* _Direction_
From the entries below, tally how many lines contain "color" and report only that figure.

-- START Provided records --

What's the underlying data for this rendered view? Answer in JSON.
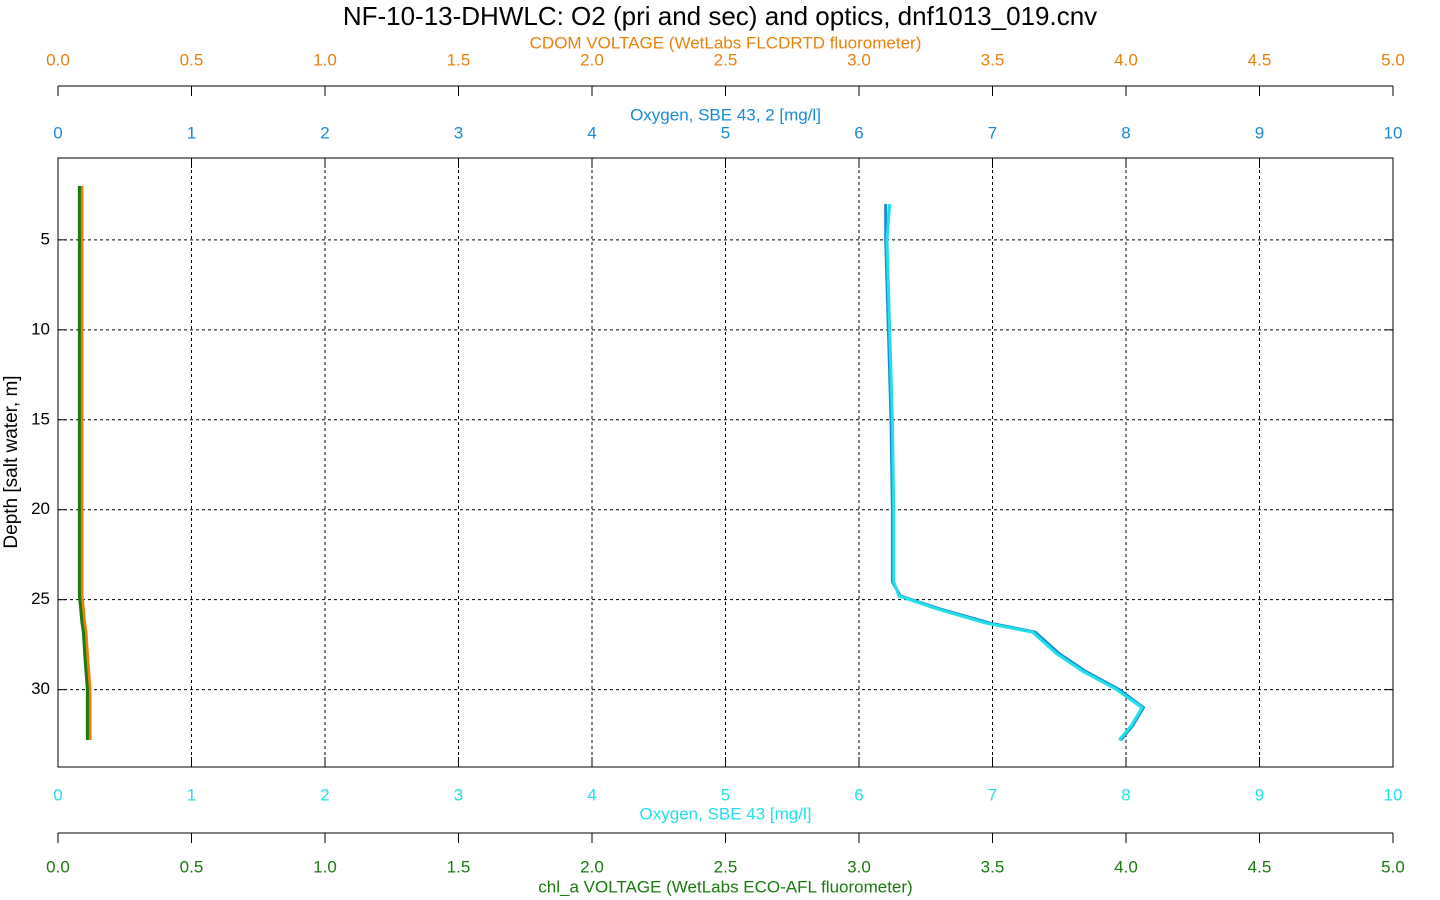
{
  "chart_data": {
    "type": "profile",
    "title": "NF-10-13-DHWLC: O2 (pri and sec) and optics, dnf1013_019.cnv",
    "y_label": "Depth [salt water, m]",
    "y_inverted": true,
    "grid": true,
    "ylim": [
      0.45,
      34.3
    ],
    "yticks": [
      5,
      10,
      15,
      20,
      25,
      30
    ],
    "y": [
      2,
      3,
      5,
      10,
      15,
      20,
      24,
      24.8,
      25.5,
      26.3,
      26.8,
      28,
      29,
      30,
      31,
      32,
      32.8
    ],
    "x_axes": [
      {
        "label": "CDOM VOLTAGE (WetLabs FLCDRTD fluorometer)",
        "color": "#e8820c",
        "side": "top",
        "xlim": [
          0,
          5
        ],
        "xticks": [
          {
            "value": 0,
            "label": "0.0"
          },
          0.5,
          {
            "value": 1,
            "label": "1.0"
          },
          1.5,
          {
            "value": 2,
            "label": "2.0"
          },
          2.5,
          {
            "value": 3,
            "label": "3.0"
          },
          3.5,
          {
            "value": 4,
            "label": "4.0"
          },
          4.5,
          {
            "value": 5,
            "label": "5.0"
          }
        ],
        "values": [
          0.09,
          0.09,
          0.09,
          0.09,
          0.09,
          0.09,
          0.09,
          0.09,
          0.095,
          0.1,
          0.105,
          0.11,
          0.115,
          0.12,
          0.12,
          0.12,
          0.12
        ]
      },
      {
        "label": "Oxygen, SBE 43, 2 [mg/l]",
        "color": "#1a8ad8",
        "side": "top",
        "xlim": [
          0,
          10
        ],
        "xticks": [
          0,
          1,
          2,
          3,
          4,
          5,
          6,
          7,
          8,
          9,
          10
        ],
        "grid": true,
        "values": [
          null,
          6.2,
          6.2,
          6.22,
          6.24,
          6.25,
          6.25,
          6.31,
          6.6,
          6.98,
          7.32,
          7.5,
          7.7,
          7.95,
          8.13,
          8.05,
          7.96
        ]
      },
      {
        "label": "Oxygen, SBE 43 [mg/l]",
        "color": "#22e0e8",
        "side": "bottom",
        "xlim": [
          0,
          10
        ],
        "xticks": [
          0,
          1,
          2,
          3,
          4,
          5,
          6,
          7,
          8,
          9,
          10
        ],
        "values": [
          null,
          6.23,
          6.21,
          6.23,
          6.25,
          6.26,
          6.26,
          6.3,
          6.58,
          6.95,
          7.3,
          7.48,
          7.68,
          7.93,
          8.12,
          8.04,
          7.95
        ]
      },
      {
        "label": "chl_a VOLTAGE (WetLabs ECO-AFL fluorometer)",
        "color": "#1a7a10",
        "side": "bottom",
        "xlim": [
          0,
          5
        ],
        "xticks": [
          {
            "value": 0,
            "label": "0.0"
          },
          0.5,
          {
            "value": 1,
            "label": "1.0"
          },
          1.5,
          {
            "value": 2,
            "label": "2.0"
          },
          2.5,
          {
            "value": 3,
            "label": "3.0"
          },
          3.5,
          {
            "value": 4,
            "label": "4.0"
          },
          4.5,
          {
            "value": 5,
            "label": "5.0"
          }
        ],
        "values": [
          0.08,
          0.08,
          0.08,
          0.08,
          0.08,
          0.08,
          0.08,
          0.08,
          0.085,
          0.09,
          0.095,
          0.1,
          0.105,
          0.11,
          0.11,
          0.11,
          0.11
        ]
      }
    ]
  }
}
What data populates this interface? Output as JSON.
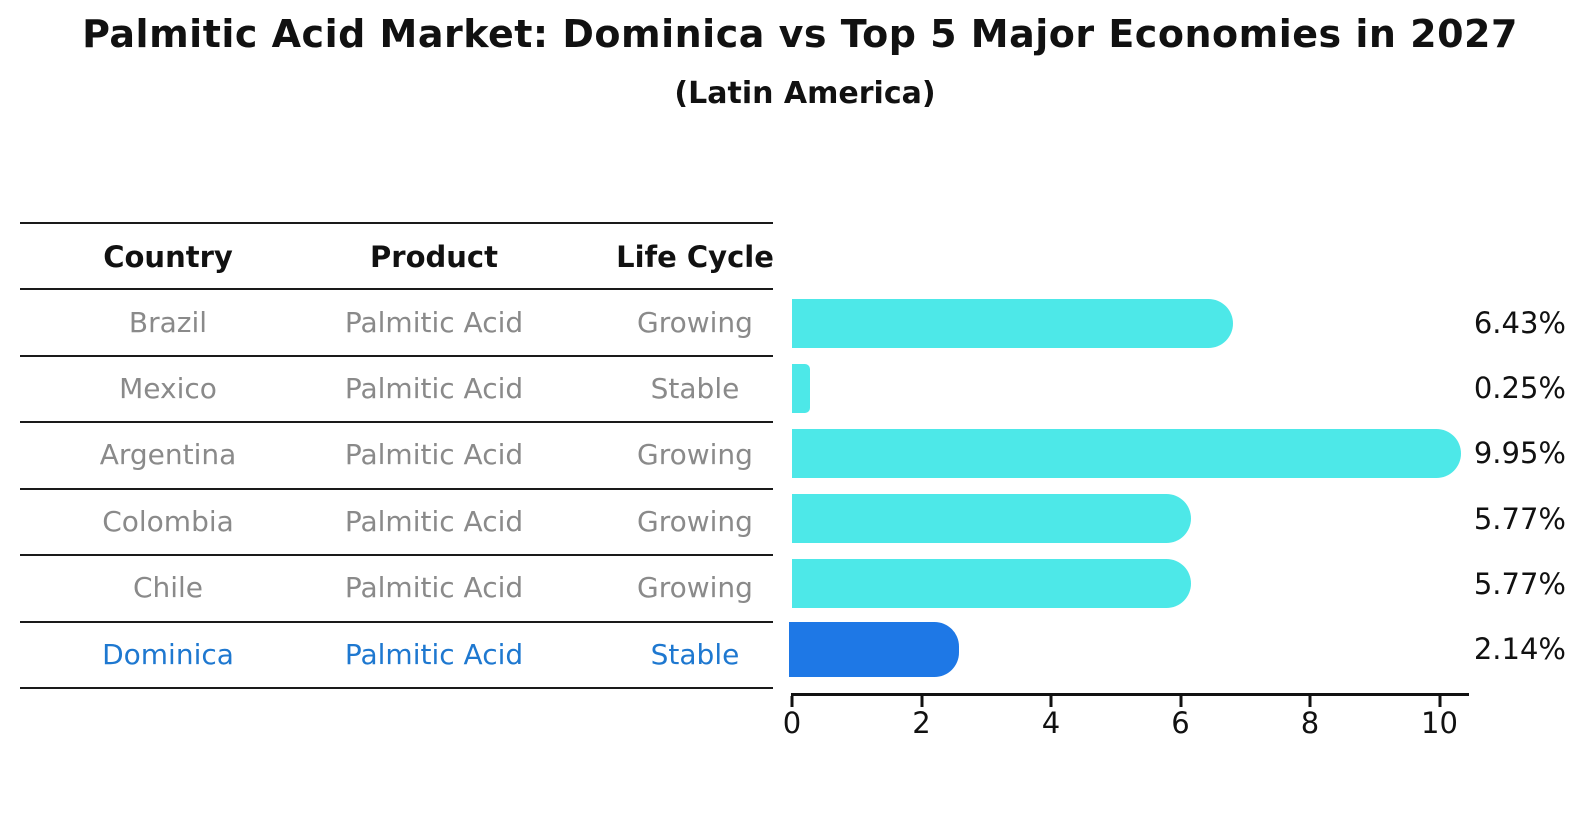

-- END Provided records --

* _Finished answer_
4